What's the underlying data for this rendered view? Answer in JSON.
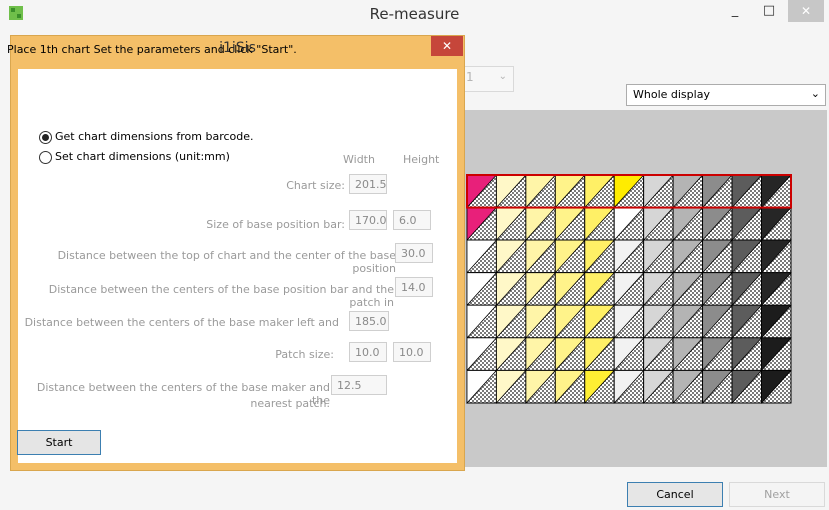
{
  "main_window": {
    "title": "Re-measure",
    "minimize_glyph": "_",
    "maximize_glyph": "□",
    "close_glyph": "✕",
    "dimension_select_value": "1",
    "display_select_value": "Whole display",
    "cancel_label": "Cancel",
    "next_label": "Next"
  },
  "dialog": {
    "title": "i1iSis",
    "close_glyph": "✕",
    "instruction": "Place 1th chart Set the parameters and click \"Start\".",
    "radio_barcode": "Get chart dimensions from barcode.",
    "radio_manual": "Set chart dimensions (unit:mm)",
    "col_width": "Width",
    "col_height": "Height",
    "fields": {
      "chart_size": {
        "label": "Chart size:",
        "width": "201.5"
      },
      "base_bar_size": {
        "label": "Size of base position bar:",
        "width": "170.0",
        "height": "6.0"
      },
      "top_to_base_center": {
        "label": "Distance between the top of chart and the center of the base position",
        "width": "30.0"
      },
      "base_bar_to_patch": {
        "label": "Distance between the centers of the base position bar and the patch in",
        "width": "14.0"
      },
      "base_maker_left": {
        "label": "Distance between the centers of the base maker left and",
        "width": "185.0"
      },
      "patch_size": {
        "label": "Patch size:",
        "width": "10.0",
        "height": "10.0"
      },
      "maker_to_patch_line1": "Distance between the centers of the base maker and the",
      "maker_to_patch_line2": "nearest patch.",
      "maker_to_patch_value": "12.5"
    },
    "start_label": "Start"
  },
  "colors": {
    "dialog_frame": "#f4bf68",
    "dialog_close": "#c6463a",
    "preview_bg": "#c9c9c9",
    "highlight_row": "#cc0000"
  },
  "chart_preview": {
    "rows": 7,
    "cols": 11,
    "highlighted_row": 1,
    "patch_colors": [
      [
        "#e8207a",
        "#fff8c8",
        "#fff5a8",
        "#fff38a",
        "#fff066",
        "#ffec00",
        "#d6d6d6",
        "#b4b4b4",
        "#8c8c8c",
        "#5c5c5c",
        "#262626"
      ],
      [
        "#e8207a",
        "#fff8c8",
        "#fff5a8",
        "#fff38a",
        "#fff066",
        "#ffffff",
        "#d6d6d6",
        "#b4b4b4",
        "#8c8c8c",
        "#5c5c5c",
        "#262626"
      ],
      [
        "#ffffff",
        "#fff8c8",
        "#fff5a8",
        "#fff38a",
        "#fff066",
        "#f2f2f2",
        "#d6d6d6",
        "#b4b4b4",
        "#8c8c8c",
        "#5c5c5c",
        "#262626"
      ],
      [
        "#ffffff",
        "#fff8c8",
        "#fff5a8",
        "#fff38a",
        "#fff066",
        "#f2f2f2",
        "#d6d6d6",
        "#b4b4b4",
        "#8c8c8c",
        "#5c5c5c",
        "#262626"
      ],
      [
        "#ffffff",
        "#fff8c8",
        "#fff5a8",
        "#fff38a",
        "#fff066",
        "#f2f2f2",
        "#d6d6d6",
        "#b4b4b4",
        "#8c8c8c",
        "#5c5c5c",
        "#1c1c1c"
      ],
      [
        "#ffffff",
        "#fff8c8",
        "#fff5a8",
        "#fff38a",
        "#fff066",
        "#f2f2f2",
        "#d6d6d6",
        "#b4b4b4",
        "#8c8c8c",
        "#5c5c5c",
        "#1c1c1c"
      ],
      [
        "#ffffff",
        "#fff8c8",
        "#fff5a8",
        "#fff38a",
        "#ffee33",
        "#f2f2f2",
        "#d6d6d6",
        "#b4b4b4",
        "#8c8c8c",
        "#5c5c5c",
        "#1c1c1c"
      ]
    ]
  }
}
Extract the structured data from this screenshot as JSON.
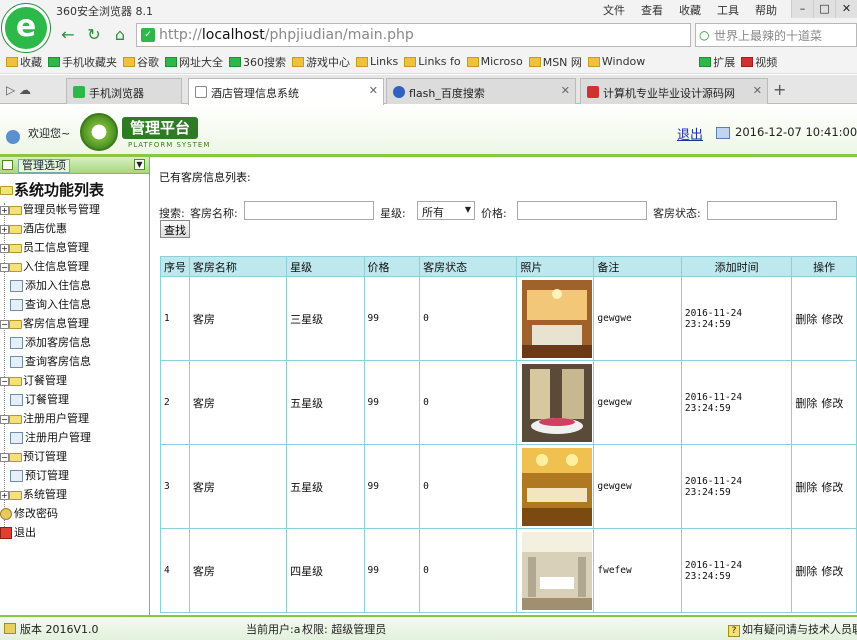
{
  "browser": {
    "window_title": "360安全浏览器 8.1",
    "menu": [
      "文件",
      "查看",
      "收藏",
      "工具",
      "帮助"
    ],
    "url_host": "localhost",
    "url_path": "/phpjiudian/main.php",
    "search_placeholder": "世界上最辣的十道菜",
    "bookmarks": [
      "收藏",
      "手机收藏夹",
      "谷歌",
      "网址大全",
      "360搜索",
      "游戏中心",
      "Links",
      "Links fo",
      "Microso",
      "MSN 网",
      "Window"
    ],
    "extensions": [
      "扩展",
      "视频"
    ],
    "tabs": [
      {
        "label": "手机浏览器"
      },
      {
        "label": "酒店管理信息系统"
      },
      {
        "label": "flash_百度搜索"
      },
      {
        "label": "计算机专业毕业设计源码网"
      }
    ]
  },
  "header": {
    "welcome": "欢迎您~",
    "logo_title": "管理平台",
    "logo_subtitle": "PLATFORM SYSTEM",
    "logout": "退出",
    "datetime": "2016-12-07 10:41:00"
  },
  "sidebar": {
    "header_label": "管理选项",
    "root": "系统功能列表",
    "groups": [
      {
        "label": "管理员帐号管理",
        "expanded": false
      },
      {
        "label": "酒店优惠",
        "expanded": false
      },
      {
        "label": "员工信息管理",
        "expanded": false
      },
      {
        "label": "入住信息管理",
        "expanded": true,
        "children": [
          "添加入住信息",
          "查询入住信息"
        ]
      },
      {
        "label": "客房信息管理",
        "expanded": true,
        "children": [
          "添加客房信息",
          "查询客房信息"
        ]
      },
      {
        "label": "订餐管理",
        "expanded": true,
        "children": [
          "订餐管理"
        ]
      },
      {
        "label": "注册用户管理",
        "expanded": true,
        "children": [
          "注册用户管理"
        ]
      },
      {
        "label": "预订管理",
        "expanded": true,
        "children": [
          "预订管理"
        ]
      },
      {
        "label": "系统管理",
        "expanded": false
      }
    ],
    "leaves": [
      "修改密码",
      "退出"
    ]
  },
  "main": {
    "list_title": "已有客房信息列表:",
    "search": {
      "label": "搜索:",
      "name_label": "客房名称:",
      "star_label": "星级:",
      "star_value": "所有",
      "price_label": "价格:",
      "status_label": "客房状态:",
      "button": "查找"
    },
    "columns": [
      "序号",
      "客房名称",
      "星级",
      "价格",
      "客房状态",
      "照片",
      "备注",
      "添加时间",
      "操作"
    ],
    "rows": [
      {
        "no": "1",
        "name": "客房",
        "star": "三星级",
        "price": "99",
        "status": "0",
        "remark": "gewgwe",
        "time": "2016-11-24 23:24:59",
        "photo": "room-photo-1"
      },
      {
        "no": "2",
        "name": "客房",
        "star": "五星级",
        "price": "99",
        "status": "0",
        "remark": "gewgew",
        "time": "2016-11-24 23:24:59",
        "photo": "room-photo-2"
      },
      {
        "no": "3",
        "name": "客房",
        "star": "五星级",
        "price": "99",
        "status": "0",
        "remark": "gewgew",
        "time": "2016-11-24 23:24:59",
        "photo": "room-photo-3"
      },
      {
        "no": "4",
        "name": "客房",
        "star": "四星级",
        "price": "99",
        "status": "0",
        "remark": "fwefew",
        "time": "2016-11-24 23:24:59",
        "photo": "room-photo-4"
      }
    ],
    "op_delete": "删除",
    "op_edit": "修改"
  },
  "status_bar": {
    "version": "版本 2016V1.0",
    "current_user": "当前用户:a",
    "role": "权限:  超级管理员",
    "help": "如有疑问请与技术人员联"
  }
}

DIRECTIVE |
Reply with one number only: how many lines of the listing hold "centers"?

OUTPUT OF THE EXERCISE |
3